Aşağıdaki NFT metnine göre şu soruları yanıtlayın:
(a) Haberlerde bir tweet'in kaç dolara satıldığı söyleniyor?
(b) Çevrimiçi oyunlarda karaktere alınan kıyafete metinde hangi ad veriliyor?
(c) Burger King "altın hamburger" adlı bir NFT satarsa, bu NFT'nin sahibi ne yapabilir?

Kaynaktan alıntı =>

◇ ◇ ◇ ◇ ◇

Tanımın ikinci kısmı olan “jetonları” anlayabilmek için, blockchain (“blokzincir”) teknolojisine kısaca bir bakış atmamız gerekir. Ancak bu teknik tarafa geçmeden önce, NFT dendiğinde ne düşünmeniz gerektiğini ve internette duymuş olabileceğiniz “1 tweet 2.5 milyon dolara satıldı.” veya “1 dijital resim 69.3 milyon dolara satıldı.” gibi haberlere nasıl anlam verebileceğinize yönelik hızlı bir bilgi verelim. Eğer vaktiniz yoksa, 1 dakikada işin özetini aşağıdaki videodan alabilirsiniz:

Bir İnsan Neden NFT’lere Para Öder ki?

Şöyle düşünün: Eğer hayatınızda bir süre bilgisayar oyunu oynadıysanız ve oyuna kendinizi kaptırdıysanız, özellikle de çevirimiçi (online) oyunlarda karakterinize “skin” (kıyafet) veya özel silahlar (ya da genel olarak “item”lar) almışsınızdır. İşte NFT, özünde budur! Bir düşünün: Oyunda aldığınız bir kıyafet veya silahınızın alevli olması ne işe yarıyor? Görünürde neredeyse hiçbir işe yaramıyor; ama yine de alıyorsunuz! Neden? Çünkü o oyun dünyası sizin için değerli ve bu yüzden, belki “övünmek” haricinde hiçbir işe yaramayacak olsa da, o ürünler üzerine para harcamayı göze alıyorsunuz.

Tabii sıkı oyun fanatikleri, kimi zaman “skin”lerin veya özel “item”ların karakterlere çeşitli özellikler kazandırabileceğini, dolayısıyla tamamen de işlevsiz olmadığını bilecektir. Bu, NFT için de geçerlidir: NFT olarak alınıp satılabilecek dijital ürünler, her zaman işlevsiz olmak zorunda değildir. Örneğin Burger King gibi bir firma, “altın hamburger” gibi bir NFT üretip, bunu satacak olursa, o NFT’nin sahibi ömür boyu Burger King’de ücretsiz yemek yiyebilir. Bu, o NFT’nin sahibine eşsiz bir güç kazandıracaktır.

◇ ◇ ◇ ◇ ◇

Veri kayıtları =>
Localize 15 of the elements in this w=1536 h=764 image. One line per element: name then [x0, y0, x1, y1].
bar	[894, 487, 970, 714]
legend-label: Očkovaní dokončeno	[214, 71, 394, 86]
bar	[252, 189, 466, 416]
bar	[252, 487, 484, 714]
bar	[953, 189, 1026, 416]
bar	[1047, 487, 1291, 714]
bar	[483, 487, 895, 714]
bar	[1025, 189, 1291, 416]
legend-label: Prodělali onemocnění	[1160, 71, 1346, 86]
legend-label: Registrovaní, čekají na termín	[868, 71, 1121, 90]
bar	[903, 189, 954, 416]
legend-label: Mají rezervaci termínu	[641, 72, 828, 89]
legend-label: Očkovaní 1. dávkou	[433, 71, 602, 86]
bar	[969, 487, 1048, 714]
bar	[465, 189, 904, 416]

◇ ◇ ◇ ◇ ◇

Alıştırma yanıtı =>
(a) 2.5 milyon dolara.
(b) "Skin".
(c) Ömür boyu Burger King'de ücretsiz yemek yiyebilir.